--- start of RECORDS TO PROCESS ---

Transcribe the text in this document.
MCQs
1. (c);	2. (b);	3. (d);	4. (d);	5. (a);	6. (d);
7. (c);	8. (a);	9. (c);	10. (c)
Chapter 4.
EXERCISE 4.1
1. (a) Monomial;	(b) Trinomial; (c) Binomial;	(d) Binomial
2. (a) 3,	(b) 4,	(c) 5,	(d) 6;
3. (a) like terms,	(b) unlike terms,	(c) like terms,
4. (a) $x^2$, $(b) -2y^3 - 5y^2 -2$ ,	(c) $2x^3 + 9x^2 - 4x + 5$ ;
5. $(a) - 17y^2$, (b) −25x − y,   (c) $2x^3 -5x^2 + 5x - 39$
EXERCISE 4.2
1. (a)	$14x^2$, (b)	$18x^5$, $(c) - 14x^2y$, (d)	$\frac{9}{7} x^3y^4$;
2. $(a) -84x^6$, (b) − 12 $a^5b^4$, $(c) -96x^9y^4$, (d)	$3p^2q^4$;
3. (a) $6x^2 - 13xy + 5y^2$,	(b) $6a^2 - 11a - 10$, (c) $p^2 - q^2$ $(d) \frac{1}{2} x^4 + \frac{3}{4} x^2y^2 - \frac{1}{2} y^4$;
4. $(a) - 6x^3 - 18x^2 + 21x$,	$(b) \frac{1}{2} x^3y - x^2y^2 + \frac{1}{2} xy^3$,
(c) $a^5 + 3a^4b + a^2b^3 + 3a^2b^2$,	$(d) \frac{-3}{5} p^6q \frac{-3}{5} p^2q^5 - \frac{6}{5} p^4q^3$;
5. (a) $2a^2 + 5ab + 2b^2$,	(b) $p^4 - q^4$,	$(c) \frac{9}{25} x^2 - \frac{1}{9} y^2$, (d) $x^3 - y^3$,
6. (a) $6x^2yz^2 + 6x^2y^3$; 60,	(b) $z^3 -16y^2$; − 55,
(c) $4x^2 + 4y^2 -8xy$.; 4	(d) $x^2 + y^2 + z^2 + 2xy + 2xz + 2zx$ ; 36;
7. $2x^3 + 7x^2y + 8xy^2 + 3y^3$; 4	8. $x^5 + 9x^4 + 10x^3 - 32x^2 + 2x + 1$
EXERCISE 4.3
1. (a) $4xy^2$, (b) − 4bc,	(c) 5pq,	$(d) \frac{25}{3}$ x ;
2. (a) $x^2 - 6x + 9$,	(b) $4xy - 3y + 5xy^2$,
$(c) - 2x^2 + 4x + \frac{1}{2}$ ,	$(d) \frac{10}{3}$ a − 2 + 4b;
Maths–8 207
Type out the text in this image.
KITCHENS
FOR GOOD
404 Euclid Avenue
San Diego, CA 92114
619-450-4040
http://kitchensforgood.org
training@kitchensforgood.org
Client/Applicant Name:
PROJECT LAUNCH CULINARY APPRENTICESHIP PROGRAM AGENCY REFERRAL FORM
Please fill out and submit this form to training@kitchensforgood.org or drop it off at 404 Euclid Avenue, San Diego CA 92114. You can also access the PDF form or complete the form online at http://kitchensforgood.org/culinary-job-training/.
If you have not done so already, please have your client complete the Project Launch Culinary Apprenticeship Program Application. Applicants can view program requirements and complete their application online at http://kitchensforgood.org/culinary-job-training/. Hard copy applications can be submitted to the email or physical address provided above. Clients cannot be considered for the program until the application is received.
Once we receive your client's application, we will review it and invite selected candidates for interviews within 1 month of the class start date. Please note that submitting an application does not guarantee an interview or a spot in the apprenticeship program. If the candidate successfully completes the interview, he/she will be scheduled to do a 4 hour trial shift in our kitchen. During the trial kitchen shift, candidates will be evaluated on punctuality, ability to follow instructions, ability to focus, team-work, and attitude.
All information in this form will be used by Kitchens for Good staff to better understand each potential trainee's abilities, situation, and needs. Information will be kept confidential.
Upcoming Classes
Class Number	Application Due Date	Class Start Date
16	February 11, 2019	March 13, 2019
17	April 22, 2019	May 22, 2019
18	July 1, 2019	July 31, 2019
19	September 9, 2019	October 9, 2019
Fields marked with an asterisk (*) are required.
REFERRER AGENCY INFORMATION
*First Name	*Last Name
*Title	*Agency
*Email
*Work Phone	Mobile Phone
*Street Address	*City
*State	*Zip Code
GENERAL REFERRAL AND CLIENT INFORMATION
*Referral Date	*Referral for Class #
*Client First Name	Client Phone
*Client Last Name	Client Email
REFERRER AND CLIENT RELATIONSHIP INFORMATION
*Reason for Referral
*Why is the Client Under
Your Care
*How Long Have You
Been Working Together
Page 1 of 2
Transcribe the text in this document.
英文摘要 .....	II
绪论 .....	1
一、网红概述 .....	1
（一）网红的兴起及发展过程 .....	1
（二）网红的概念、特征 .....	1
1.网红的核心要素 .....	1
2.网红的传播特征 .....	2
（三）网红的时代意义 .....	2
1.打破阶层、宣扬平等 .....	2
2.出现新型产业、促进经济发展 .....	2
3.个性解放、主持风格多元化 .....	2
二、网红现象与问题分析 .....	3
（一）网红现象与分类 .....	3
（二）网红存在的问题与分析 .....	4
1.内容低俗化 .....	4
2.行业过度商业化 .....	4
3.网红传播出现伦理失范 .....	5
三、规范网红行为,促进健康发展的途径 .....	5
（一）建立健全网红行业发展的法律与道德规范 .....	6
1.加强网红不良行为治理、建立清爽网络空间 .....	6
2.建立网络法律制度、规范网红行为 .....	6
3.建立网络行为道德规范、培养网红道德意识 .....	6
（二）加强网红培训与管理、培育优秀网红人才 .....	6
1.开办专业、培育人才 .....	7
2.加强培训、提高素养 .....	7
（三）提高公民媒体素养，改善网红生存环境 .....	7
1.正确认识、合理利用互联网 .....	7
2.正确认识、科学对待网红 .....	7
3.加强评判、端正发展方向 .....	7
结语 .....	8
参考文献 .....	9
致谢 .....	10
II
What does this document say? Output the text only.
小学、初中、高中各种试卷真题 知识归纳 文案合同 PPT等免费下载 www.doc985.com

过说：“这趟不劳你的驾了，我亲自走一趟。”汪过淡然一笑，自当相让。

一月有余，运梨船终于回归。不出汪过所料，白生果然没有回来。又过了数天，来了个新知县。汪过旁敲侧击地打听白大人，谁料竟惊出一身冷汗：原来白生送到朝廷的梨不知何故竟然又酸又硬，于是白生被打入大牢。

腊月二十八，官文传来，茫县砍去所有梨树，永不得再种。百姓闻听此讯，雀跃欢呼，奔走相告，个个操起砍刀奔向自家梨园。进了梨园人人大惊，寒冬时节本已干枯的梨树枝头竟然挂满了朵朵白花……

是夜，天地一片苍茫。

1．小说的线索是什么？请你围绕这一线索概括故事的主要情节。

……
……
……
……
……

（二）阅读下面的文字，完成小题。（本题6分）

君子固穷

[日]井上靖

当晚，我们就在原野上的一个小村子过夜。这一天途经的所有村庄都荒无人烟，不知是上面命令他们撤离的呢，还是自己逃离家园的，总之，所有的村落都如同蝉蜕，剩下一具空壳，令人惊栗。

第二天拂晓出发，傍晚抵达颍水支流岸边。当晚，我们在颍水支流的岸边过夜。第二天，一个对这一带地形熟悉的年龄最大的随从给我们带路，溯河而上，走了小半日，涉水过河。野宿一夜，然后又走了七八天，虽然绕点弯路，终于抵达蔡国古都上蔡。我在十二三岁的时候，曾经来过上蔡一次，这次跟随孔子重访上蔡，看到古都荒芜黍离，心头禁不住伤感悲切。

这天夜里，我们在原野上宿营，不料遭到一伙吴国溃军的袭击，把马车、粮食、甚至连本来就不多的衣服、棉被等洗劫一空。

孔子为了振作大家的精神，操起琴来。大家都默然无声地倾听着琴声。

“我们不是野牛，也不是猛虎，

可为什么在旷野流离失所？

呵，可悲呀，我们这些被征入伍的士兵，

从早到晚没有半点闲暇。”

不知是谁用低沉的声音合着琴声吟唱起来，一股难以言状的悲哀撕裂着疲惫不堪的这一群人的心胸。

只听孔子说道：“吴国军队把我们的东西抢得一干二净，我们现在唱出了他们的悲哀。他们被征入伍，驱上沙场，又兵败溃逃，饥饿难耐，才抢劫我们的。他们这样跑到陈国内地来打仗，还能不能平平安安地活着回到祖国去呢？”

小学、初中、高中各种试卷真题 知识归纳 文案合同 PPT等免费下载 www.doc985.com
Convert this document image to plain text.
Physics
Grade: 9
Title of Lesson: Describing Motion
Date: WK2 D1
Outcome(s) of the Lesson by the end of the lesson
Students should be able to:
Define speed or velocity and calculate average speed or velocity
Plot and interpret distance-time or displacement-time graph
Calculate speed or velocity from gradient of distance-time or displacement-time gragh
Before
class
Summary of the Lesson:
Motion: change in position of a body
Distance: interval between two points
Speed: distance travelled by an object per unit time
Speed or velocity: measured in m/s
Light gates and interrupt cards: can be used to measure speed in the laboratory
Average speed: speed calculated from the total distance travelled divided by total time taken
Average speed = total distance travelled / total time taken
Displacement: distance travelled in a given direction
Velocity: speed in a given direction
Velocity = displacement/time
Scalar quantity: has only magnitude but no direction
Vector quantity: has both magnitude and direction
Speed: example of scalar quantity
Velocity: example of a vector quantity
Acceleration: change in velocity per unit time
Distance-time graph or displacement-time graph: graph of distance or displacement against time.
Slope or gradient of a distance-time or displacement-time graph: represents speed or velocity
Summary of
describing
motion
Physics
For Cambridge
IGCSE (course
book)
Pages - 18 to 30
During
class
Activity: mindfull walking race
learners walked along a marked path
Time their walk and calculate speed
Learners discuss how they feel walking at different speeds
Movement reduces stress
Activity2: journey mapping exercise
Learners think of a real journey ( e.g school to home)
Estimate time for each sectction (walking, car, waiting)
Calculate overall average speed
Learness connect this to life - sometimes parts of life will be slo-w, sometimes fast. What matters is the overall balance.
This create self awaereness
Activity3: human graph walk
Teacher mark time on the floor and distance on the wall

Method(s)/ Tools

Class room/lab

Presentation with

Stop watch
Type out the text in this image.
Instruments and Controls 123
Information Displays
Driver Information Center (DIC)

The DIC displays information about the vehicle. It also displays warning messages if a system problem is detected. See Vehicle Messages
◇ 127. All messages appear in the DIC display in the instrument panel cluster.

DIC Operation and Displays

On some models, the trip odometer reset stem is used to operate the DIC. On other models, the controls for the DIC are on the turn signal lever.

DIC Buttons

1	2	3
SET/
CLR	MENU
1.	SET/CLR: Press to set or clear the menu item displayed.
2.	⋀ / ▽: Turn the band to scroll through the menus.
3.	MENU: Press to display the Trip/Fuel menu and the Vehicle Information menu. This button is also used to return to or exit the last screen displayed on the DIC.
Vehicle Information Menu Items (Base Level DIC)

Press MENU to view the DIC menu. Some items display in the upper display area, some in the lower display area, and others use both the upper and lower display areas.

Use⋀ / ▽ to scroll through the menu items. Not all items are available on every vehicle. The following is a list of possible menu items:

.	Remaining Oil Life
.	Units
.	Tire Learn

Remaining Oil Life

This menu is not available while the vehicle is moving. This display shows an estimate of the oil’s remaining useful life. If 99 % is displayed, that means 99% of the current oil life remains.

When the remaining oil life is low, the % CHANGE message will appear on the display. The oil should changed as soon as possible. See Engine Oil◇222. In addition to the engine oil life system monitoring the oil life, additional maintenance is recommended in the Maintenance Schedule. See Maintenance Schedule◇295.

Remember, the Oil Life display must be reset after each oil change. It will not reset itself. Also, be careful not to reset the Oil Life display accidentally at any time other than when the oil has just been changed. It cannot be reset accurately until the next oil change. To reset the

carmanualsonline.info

--- end of RECORDS TO PROCESS ---

__EXERCISE OBJECTIVE__.
Report only the number of lines that hold the word "does".

__RESPONSE TO THE TASK__.
2